====== DATA RECORDS ======

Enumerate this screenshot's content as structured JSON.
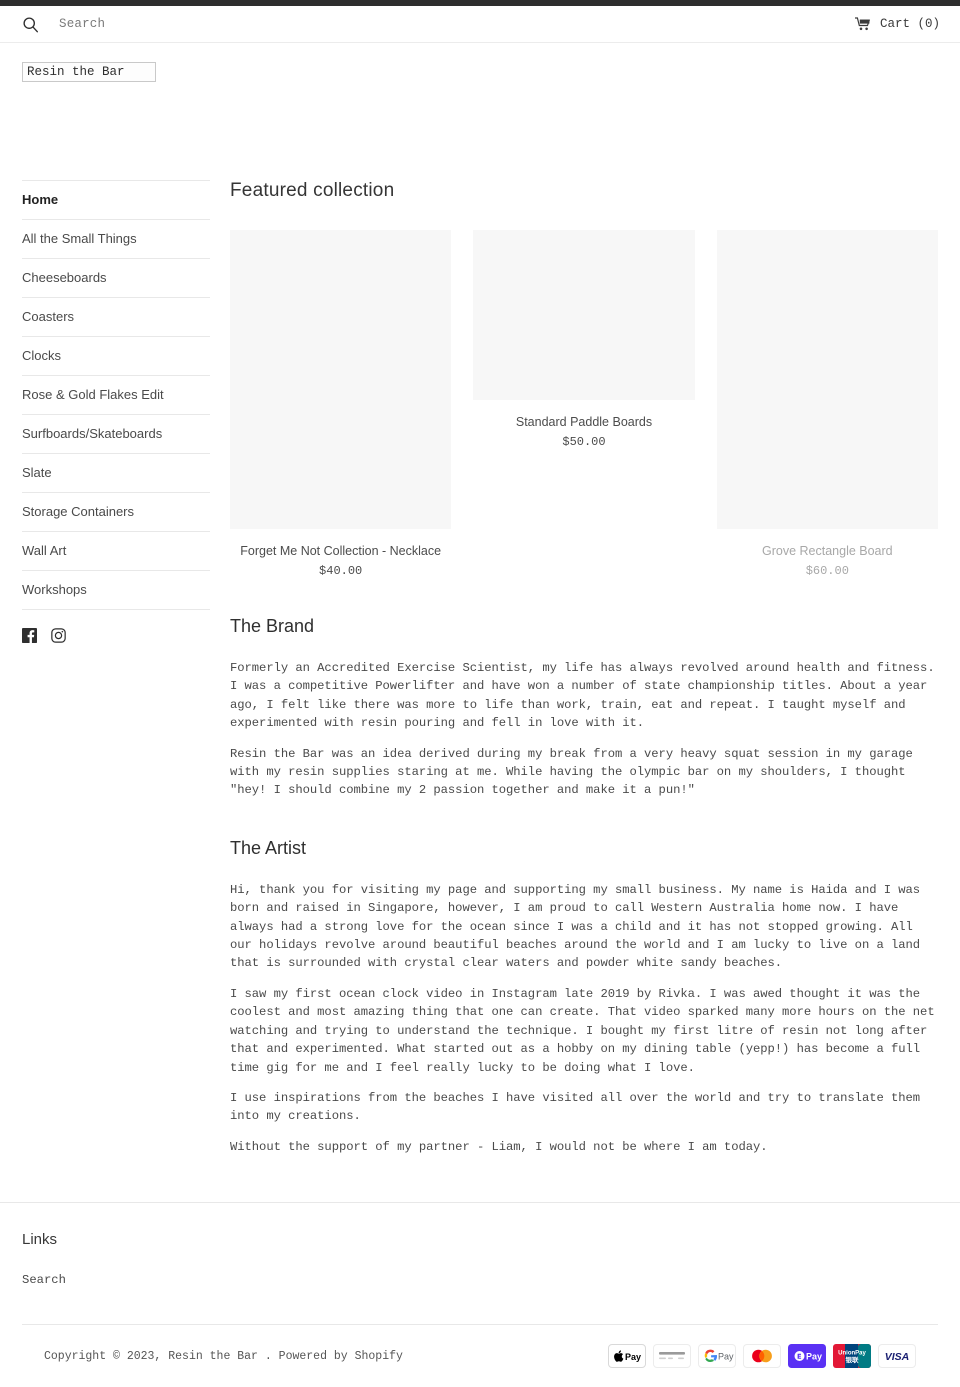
{
  "header": {
    "search_placeholder": "Search",
    "search_value": "",
    "search_icon": "search-icon",
    "cart_icon": "shopping-cart-icon",
    "cart_label": "Cart (0)"
  },
  "logo": {
    "alt_text": "Resin the Bar"
  },
  "sidebar": {
    "items": [
      {
        "label": "Home",
        "active": true
      },
      {
        "label": "All the Small Things",
        "active": false
      },
      {
        "label": "Cheeseboards",
        "active": false
      },
      {
        "label": "Coasters",
        "active": false
      },
      {
        "label": "Clocks",
        "active": false
      },
      {
        "label": "Rose & Gold Flakes Edit",
        "active": false
      },
      {
        "label": "Surfboards/Skateboards",
        "active": false
      },
      {
        "label": "Slate",
        "active": false
      },
      {
        "label": "Storage Containers",
        "active": false
      },
      {
        "label": "Wall Art",
        "active": false
      },
      {
        "label": "Workshops",
        "active": false
      }
    ],
    "social": [
      {
        "name": "facebook-icon"
      },
      {
        "name": "instagram-icon"
      }
    ]
  },
  "featured": {
    "title": "Featured collection",
    "products": [
      {
        "title": "Forget Me Not Collection - Necklace",
        "price": "$40.00",
        "muted": false,
        "thumb": "tall"
      },
      {
        "title": "Standard Paddle Boards",
        "price": "$50.00",
        "muted": false,
        "thumb": "short"
      },
      {
        "title": "Grove Rectangle Board",
        "price": "$60.00",
        "muted": true,
        "thumb": "mid"
      }
    ]
  },
  "brand": {
    "title": "The Brand",
    "paragraphs": [
      "Formerly an Accredited Exercise Scientist, my life has always revolved around health and fitness. I was a competitive Powerlifter and have won a number of state championship titles. About a year ago, I felt like there was more to life than work, train, eat and repeat. I taught myself and experimented with resin pouring and fell in love with it.",
      "Resin the Bar was an idea derived during my break from a very heavy squat session in my garage with my resin supplies staring at me. While having the olympic bar on my shoulders, I thought \"hey! I should combine my 2 passion together and make it a pun!\""
    ]
  },
  "artist": {
    "title": "The Artist",
    "paragraphs": [
      "Hi, thank you for visiting my page and supporting my small business. My name is Haida and I was born and raised in Singapore, however, I am proud to call Western Australia home now. I have always had a strong love for the ocean since I was a child and it has not stopped growing. All our holidays revolve around beautiful beaches around the world and I am lucky to live on a land that is surrounded with crystal clear waters and powder white sandy beaches.",
      "I saw my first ocean clock video in Instagram late 2019 by Rivka. I was awed thought it was the coolest and most amazing thing that one can create. That video sparked many more hours on the net watching and trying to understand the technique. I bought my first litre of resin not long after that and experimented. What started out as a hobby on my dining table (yepp!) has become a full time gig for me and I feel really lucky to be doing what I love.",
      "I use inspirations from the beaches I have visited all over the world and try to translate them into my creations.",
      "Without the support of my partner - Liam, I would not be where I am today."
    ]
  },
  "footer": {
    "links_heading": "Links",
    "links": [
      {
        "label": "Search"
      }
    ],
    "copyright_prefix": "Copyright © 2023,",
    "store_name": "Resin the Bar",
    "copyright_separator": ".",
    "powered_by": "Powered by Shopify",
    "payment_icons": [
      {
        "name": "apple-pay-icon",
        "label": "Pay"
      },
      {
        "name": "generic-card-icon",
        "label": ""
      },
      {
        "name": "google-pay-icon",
        "label": "G Pay"
      },
      {
        "name": "mastercard-icon",
        "label": ""
      },
      {
        "name": "shop-pay-icon",
        "label": "Pay"
      },
      {
        "name": "unionpay-icon",
        "label": "UnionPay"
      },
      {
        "name": "visa-icon",
        "label": "VISA"
      }
    ]
  },
  "colors": {
    "top_bar": "#2e2e2e",
    "placeholder_bg": "#f7f7f7",
    "rule": "#e8e8e8",
    "text": "#4a4a4a",
    "muted_text": "#a8a8a8"
  }
}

======

Every record above should be written out again without change, except that the pictures are left out.

**THE OUTPUT:**
Enumerate this screenshot's content as structured JSON.
{
  "header": {
    "search_placeholder": "Search",
    "search_value": "",
    "search_icon": "search-icon",
    "cart_icon": "shopping-cart-icon",
    "cart_label": "Cart (0)"
  },
  "logo": {
    "alt_text": "Resin the Bar"
  },
  "sidebar": {
    "items": [
      {
        "label": "Home",
        "active": true
      },
      {
        "label": "All the Small Things",
        "active": false
      },
      {
        "label": "Cheeseboards",
        "active": false
      },
      {
        "label": "Coasters",
        "active": false
      },
      {
        "label": "Clocks",
        "active": false
      },
      {
        "label": "Rose & Gold Flakes Edit",
        "active": false
      },
      {
        "label": "Surfboards/Skateboards",
        "active": false
      },
      {
        "label": "Slate",
        "active": false
      },
      {
        "label": "Storage Containers",
        "active": false
      },
      {
        "label": "Wall Art",
        "active": false
      },
      {
        "label": "Workshops",
        "active": false
      }
    ],
    "social": [
      {
        "name": "facebook-icon"
      },
      {
        "name": "instagram-icon"
      }
    ]
  },
  "featured": {
    "title": "Featured collection",
    "products": [
      {
        "title": "Forget Me Not Collection - Necklace",
        "price": "$40.00",
        "muted": false,
        "thumb": "tall"
      },
      {
        "title": "Standard Paddle Boards",
        "price": "$50.00",
        "muted": false,
        "thumb": "short"
      },
      {
        "title": "Grove Rectangle Board",
        "price": "$60.00",
        "muted": true,
        "thumb": "mid"
      }
    ]
  },
  "brand": {
    "title": "The Brand",
    "paragraphs": [
      "Formerly an Accredited Exercise Scientist, my life has always revolved around health and fitness. I was a competitive Powerlifter and have won a number of state championship titles. About a year ago, I felt like there was more to life than work, train, eat and repeat. I taught myself and experimented with resin pouring and fell in love with it.",
      "Resin the Bar was an idea derived during my break from a very heavy squat session in my garage with my resin supplies staring at me. While having the olympic bar on my shoulders, I thought \"hey! I should combine my 2 passion together and make it a pun!\""
    ]
  },
  "artist": {
    "title": "The Artist",
    "paragraphs": [
      "Hi, thank you for visiting my page and supporting my small business. My name is Haida and I was born and raised in Singapore, however, I am proud to call Western Australia home now. I have always had a strong love for the ocean since I was a child and it has not stopped growing. All our holidays revolve around beautiful beaches around the world and I am lucky to live on a land that is surrounded with crystal clear waters and powder white sandy beaches.",
      "I saw my first ocean clock video in Instagram late 2019 by Rivka. I was awed thought it was the coolest and most amazing thing that one can create. That video sparked many more hours on the net watching and trying to understand the technique. I bought my first litre of resin not long after that and experimented. What started out as a hobby on my dining table (yepp!) has become a full time gig for me and I feel really lucky to be doing what I love.",
      "I use inspirations from the beaches I have visited all over the world and try to translate them into my creations.",
      "Without the support of my partner - Liam, I would not be where I am today."
    ]
  },
  "footer": {
    "links_heading": "Links",
    "links": [
      {
        "label": "Search"
      }
    ],
    "copyright_prefix": "Copyright © 2023,",
    "store_name": "Resin the Bar",
    "copyright_separator": ".",
    "powered_by": "Powered by Shopify",
    "payment_icons": [
      {
        "name": "apple-pay-icon",
        "label": "Pay"
      },
      {
        "name": "generic-card-icon",
        "label": ""
      },
      {
        "name": "google-pay-icon",
        "label": "G Pay"
      },
      {
        "name": "mastercard-icon",
        "label": ""
      },
      {
        "name": "shop-pay-icon",
        "label": "Pay"
      },
      {
        "name": "unionpay-icon",
        "label": "UnionPay"
      },
      {
        "name": "visa-icon",
        "label": "VISA"
      }
    ]
  },
  "colors": {
    "top_bar": "#2e2e2e",
    "placeholder_bg": "#f7f7f7",
    "rule": "#e8e8e8",
    "text": "#4a4a4a",
    "muted_text": "#a8a8a8"
  }
}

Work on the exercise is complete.